◆ What is asked
Copy the data word for word, from its first line through the line containing "candle — [453, 387, 455, 394]", including that line.

◆ Provided information
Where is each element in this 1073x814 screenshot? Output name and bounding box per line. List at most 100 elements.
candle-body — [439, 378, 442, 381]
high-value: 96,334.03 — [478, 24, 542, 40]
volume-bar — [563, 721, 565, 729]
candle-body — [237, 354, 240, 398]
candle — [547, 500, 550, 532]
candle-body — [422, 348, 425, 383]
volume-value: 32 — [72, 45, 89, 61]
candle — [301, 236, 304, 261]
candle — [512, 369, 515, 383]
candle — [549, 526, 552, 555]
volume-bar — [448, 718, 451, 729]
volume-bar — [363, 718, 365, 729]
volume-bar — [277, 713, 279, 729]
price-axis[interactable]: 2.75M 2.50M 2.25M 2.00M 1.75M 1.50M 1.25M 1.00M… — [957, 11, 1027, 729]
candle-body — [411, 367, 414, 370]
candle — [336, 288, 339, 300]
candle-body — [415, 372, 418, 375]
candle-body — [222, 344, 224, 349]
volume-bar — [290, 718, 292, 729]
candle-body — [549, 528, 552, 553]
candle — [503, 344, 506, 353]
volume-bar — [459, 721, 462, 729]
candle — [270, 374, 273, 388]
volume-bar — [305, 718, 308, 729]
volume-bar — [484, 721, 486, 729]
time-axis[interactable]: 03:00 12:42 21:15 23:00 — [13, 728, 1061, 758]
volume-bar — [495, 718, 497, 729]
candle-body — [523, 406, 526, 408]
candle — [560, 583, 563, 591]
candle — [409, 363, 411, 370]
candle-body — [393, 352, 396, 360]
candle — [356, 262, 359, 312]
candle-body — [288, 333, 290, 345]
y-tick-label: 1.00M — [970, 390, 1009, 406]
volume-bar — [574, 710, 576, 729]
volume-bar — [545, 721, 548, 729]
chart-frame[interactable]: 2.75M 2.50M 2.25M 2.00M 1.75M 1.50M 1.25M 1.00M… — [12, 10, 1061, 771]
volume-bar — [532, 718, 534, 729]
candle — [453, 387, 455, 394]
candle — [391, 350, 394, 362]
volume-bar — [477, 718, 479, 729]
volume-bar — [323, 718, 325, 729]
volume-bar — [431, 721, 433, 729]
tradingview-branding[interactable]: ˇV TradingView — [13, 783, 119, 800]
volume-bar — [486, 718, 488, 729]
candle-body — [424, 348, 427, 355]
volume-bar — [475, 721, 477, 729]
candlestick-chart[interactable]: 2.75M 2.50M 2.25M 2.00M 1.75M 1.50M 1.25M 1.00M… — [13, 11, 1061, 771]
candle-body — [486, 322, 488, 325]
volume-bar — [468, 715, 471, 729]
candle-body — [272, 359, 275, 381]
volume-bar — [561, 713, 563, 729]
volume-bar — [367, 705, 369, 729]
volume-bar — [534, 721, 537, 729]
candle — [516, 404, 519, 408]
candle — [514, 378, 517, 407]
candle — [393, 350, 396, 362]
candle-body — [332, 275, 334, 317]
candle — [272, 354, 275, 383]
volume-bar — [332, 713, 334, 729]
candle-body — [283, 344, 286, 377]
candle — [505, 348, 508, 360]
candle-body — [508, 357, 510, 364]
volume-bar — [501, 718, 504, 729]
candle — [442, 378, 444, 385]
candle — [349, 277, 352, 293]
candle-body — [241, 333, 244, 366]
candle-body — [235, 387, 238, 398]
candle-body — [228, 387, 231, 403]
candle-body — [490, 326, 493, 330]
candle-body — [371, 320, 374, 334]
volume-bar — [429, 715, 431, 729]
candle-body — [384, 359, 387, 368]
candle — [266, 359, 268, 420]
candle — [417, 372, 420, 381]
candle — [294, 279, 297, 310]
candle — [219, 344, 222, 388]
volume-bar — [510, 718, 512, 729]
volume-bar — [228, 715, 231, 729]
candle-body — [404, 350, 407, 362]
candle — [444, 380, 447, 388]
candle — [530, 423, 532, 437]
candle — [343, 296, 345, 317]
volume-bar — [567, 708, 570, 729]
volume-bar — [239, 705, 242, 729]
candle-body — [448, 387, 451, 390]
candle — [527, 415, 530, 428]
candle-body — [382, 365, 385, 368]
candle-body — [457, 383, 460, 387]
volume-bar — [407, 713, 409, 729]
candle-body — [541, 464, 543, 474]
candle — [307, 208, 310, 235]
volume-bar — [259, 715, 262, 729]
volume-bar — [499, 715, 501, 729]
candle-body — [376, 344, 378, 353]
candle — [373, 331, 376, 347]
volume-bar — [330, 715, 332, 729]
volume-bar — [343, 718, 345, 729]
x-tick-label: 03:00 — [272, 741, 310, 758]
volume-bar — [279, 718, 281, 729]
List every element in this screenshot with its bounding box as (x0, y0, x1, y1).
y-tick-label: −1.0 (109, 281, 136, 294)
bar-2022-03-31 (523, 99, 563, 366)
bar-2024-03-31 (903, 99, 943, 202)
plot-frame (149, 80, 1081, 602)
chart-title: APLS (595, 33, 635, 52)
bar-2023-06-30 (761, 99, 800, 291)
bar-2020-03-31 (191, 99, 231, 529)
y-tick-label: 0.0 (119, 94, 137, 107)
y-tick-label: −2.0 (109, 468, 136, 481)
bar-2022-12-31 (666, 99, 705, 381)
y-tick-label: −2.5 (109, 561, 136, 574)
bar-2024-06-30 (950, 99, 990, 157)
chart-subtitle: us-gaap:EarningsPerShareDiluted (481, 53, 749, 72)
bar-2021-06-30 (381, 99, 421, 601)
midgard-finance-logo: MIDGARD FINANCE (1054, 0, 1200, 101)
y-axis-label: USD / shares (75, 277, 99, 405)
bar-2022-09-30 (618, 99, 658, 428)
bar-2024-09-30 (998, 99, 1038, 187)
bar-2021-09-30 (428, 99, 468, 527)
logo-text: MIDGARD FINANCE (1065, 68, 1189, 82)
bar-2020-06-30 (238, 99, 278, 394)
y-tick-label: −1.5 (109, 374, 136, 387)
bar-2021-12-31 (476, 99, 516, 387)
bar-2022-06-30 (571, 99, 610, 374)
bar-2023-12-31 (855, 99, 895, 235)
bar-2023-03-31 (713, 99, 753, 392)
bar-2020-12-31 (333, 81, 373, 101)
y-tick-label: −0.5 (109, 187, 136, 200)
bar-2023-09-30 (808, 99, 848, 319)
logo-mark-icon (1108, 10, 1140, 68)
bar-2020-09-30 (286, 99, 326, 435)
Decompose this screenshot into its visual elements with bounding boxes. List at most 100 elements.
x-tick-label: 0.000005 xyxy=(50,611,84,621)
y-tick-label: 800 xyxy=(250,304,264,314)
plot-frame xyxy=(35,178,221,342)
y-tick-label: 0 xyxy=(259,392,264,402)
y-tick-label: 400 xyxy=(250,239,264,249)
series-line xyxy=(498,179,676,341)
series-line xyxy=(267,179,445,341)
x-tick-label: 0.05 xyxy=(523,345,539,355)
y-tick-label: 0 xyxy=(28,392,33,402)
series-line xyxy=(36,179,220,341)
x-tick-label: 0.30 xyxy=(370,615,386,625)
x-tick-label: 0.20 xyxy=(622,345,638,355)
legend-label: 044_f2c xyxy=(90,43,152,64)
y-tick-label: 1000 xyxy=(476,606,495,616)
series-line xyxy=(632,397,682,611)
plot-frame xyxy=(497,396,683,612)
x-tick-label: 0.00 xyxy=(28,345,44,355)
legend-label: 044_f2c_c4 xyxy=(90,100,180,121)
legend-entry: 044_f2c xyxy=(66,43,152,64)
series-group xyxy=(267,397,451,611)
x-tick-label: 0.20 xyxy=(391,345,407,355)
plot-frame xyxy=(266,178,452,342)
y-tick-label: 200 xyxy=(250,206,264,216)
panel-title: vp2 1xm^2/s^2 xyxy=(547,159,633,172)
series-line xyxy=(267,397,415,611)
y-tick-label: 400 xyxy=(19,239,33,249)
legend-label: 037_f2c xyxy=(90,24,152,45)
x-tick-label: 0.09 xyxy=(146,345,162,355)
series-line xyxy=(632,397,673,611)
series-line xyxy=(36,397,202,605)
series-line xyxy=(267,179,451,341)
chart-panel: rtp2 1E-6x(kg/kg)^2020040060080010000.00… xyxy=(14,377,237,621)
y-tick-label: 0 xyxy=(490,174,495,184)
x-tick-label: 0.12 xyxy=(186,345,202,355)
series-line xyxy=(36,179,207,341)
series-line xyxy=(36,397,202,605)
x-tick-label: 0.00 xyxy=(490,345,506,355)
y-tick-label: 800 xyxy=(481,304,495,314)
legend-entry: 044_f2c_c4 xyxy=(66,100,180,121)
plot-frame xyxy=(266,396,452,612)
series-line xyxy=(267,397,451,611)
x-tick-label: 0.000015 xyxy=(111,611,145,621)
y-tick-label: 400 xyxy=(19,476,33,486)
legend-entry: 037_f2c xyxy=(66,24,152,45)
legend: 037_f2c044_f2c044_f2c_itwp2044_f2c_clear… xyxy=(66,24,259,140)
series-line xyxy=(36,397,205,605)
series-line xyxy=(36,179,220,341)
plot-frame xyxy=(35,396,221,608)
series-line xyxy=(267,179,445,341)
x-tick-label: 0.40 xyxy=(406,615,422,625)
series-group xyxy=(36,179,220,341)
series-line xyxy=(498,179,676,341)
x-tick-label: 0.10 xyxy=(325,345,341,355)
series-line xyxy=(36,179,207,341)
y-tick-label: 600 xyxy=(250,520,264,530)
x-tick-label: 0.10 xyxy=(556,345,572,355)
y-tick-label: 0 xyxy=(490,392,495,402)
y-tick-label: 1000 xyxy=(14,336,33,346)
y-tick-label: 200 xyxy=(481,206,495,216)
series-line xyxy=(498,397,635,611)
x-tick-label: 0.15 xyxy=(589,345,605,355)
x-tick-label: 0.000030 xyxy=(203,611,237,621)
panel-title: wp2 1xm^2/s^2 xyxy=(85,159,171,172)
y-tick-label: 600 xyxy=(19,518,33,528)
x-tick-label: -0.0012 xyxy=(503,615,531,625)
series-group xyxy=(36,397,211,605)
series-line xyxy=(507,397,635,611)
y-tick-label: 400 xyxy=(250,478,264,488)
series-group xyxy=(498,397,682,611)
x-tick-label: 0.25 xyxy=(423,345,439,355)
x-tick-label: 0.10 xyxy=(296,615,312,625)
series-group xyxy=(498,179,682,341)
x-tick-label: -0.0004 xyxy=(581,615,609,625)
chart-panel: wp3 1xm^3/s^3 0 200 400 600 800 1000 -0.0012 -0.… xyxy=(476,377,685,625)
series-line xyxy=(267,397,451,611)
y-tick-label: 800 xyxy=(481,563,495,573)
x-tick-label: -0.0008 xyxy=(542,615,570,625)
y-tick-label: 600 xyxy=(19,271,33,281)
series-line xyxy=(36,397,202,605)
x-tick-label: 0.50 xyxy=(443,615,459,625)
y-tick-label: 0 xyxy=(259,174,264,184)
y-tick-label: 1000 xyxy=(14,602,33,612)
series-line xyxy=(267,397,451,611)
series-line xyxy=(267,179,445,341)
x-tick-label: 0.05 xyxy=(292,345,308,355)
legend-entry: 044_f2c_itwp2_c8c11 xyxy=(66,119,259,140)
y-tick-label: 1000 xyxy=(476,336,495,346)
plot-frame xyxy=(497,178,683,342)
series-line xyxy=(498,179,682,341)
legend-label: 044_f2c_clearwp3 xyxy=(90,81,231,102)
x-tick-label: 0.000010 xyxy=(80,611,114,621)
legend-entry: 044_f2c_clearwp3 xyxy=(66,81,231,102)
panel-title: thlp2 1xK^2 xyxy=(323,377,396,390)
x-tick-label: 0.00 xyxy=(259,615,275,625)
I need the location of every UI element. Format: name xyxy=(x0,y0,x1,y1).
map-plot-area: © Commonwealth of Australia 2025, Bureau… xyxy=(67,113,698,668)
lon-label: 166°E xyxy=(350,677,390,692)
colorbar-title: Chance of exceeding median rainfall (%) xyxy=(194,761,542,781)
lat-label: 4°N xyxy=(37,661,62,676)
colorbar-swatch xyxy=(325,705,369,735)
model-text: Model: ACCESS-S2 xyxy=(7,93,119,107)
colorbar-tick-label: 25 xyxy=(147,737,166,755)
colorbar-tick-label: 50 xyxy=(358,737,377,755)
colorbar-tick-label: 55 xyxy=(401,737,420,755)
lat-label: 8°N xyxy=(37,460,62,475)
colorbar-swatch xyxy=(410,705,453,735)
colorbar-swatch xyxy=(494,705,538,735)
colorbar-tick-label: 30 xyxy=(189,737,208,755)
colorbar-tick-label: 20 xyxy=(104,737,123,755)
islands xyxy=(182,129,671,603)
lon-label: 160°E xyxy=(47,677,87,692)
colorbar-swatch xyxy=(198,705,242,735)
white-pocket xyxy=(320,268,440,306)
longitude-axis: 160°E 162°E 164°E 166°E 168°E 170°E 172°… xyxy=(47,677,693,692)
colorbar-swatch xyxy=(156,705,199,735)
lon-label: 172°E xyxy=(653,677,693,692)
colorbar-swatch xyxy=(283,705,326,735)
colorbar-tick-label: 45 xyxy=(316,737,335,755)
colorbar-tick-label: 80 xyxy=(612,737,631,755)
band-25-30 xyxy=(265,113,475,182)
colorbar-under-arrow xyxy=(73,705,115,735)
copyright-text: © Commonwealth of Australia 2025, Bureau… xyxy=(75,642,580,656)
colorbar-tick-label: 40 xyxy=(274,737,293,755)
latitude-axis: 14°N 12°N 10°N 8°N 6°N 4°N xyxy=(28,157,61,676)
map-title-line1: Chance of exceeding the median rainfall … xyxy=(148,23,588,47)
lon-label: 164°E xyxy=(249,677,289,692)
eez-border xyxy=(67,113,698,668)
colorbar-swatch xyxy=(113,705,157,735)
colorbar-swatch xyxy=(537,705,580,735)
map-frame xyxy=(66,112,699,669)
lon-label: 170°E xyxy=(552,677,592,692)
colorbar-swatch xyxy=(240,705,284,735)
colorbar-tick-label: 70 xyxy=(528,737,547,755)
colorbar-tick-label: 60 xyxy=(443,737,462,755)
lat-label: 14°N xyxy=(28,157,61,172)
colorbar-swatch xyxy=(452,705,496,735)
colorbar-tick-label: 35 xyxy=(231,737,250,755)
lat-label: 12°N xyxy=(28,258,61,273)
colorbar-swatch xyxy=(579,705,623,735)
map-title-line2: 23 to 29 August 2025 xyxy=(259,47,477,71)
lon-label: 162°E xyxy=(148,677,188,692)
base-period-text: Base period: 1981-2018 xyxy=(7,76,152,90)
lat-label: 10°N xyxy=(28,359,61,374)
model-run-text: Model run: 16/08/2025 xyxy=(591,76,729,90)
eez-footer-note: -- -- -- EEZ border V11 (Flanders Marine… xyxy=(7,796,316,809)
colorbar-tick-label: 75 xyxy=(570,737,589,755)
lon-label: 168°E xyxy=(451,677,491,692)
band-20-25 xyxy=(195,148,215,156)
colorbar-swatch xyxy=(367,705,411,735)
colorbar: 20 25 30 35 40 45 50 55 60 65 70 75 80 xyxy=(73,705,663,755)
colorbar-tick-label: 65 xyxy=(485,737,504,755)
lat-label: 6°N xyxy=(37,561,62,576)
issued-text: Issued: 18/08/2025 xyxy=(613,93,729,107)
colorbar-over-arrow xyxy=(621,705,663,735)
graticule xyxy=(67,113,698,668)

◆ Result for this task
Where is each element in this 1073x814 screenshot? Output name and bounding box per line. List at most 100 elements.
candle-body — [439, 378, 442, 381]
high-value: 96,334.03 — [478, 24, 542, 40]
volume-bar — [563, 721, 565, 729]
candle-body — [237, 354, 240, 398]
candle — [547, 500, 550, 532]
candle-body — [422, 348, 425, 383]
volume-value: 32 — [72, 45, 89, 61]
candle — [301, 236, 304, 261]
candle — [512, 369, 515, 383]
candle — [549, 526, 552, 555]
volume-bar — [448, 718, 451, 729]
volume-bar — [363, 718, 365, 729]
volume-bar — [277, 713, 279, 729]
price-axis[interactable]: 2.75M 2.50M 2.25M 2.00M 1.75M 1.50M 1.25M 1.00M… — [957, 11, 1027, 729]
candle-body — [411, 367, 414, 370]
candle — [336, 288, 339, 300]
candle-body — [415, 372, 418, 375]
candle-body — [222, 344, 224, 349]
volume-bar — [290, 718, 292, 729]
candle-body — [549, 528, 552, 553]
candle — [503, 344, 506, 353]
volume-bar — [459, 721, 462, 729]
candle — [270, 374, 273, 388]
volume-bar — [305, 718, 308, 729]
volume-bar — [484, 721, 486, 729]
time-axis[interactable]: 03:00 12:42 21:15 23:00 — [13, 728, 1061, 758]
volume-bar — [495, 718, 497, 729]
candle-body — [523, 406, 526, 408]
candle — [560, 583, 563, 591]
candle — [409, 363, 411, 370]
candle-body — [393, 352, 396, 360]
candle — [356, 262, 359, 312]
candle-body — [288, 333, 290, 345]
y-tick-label: 1.00M — [970, 390, 1009, 406]
volume-bar — [574, 710, 576, 729]
volume-bar — [545, 721, 548, 729]
chart-frame[interactable]: 2.75M 2.50M 2.25M 2.00M 1.75M 1.50M 1.25M 1.00M… — [12, 10, 1061, 771]
volume-bar — [532, 718, 534, 729]
candle — [453, 387, 455, 394]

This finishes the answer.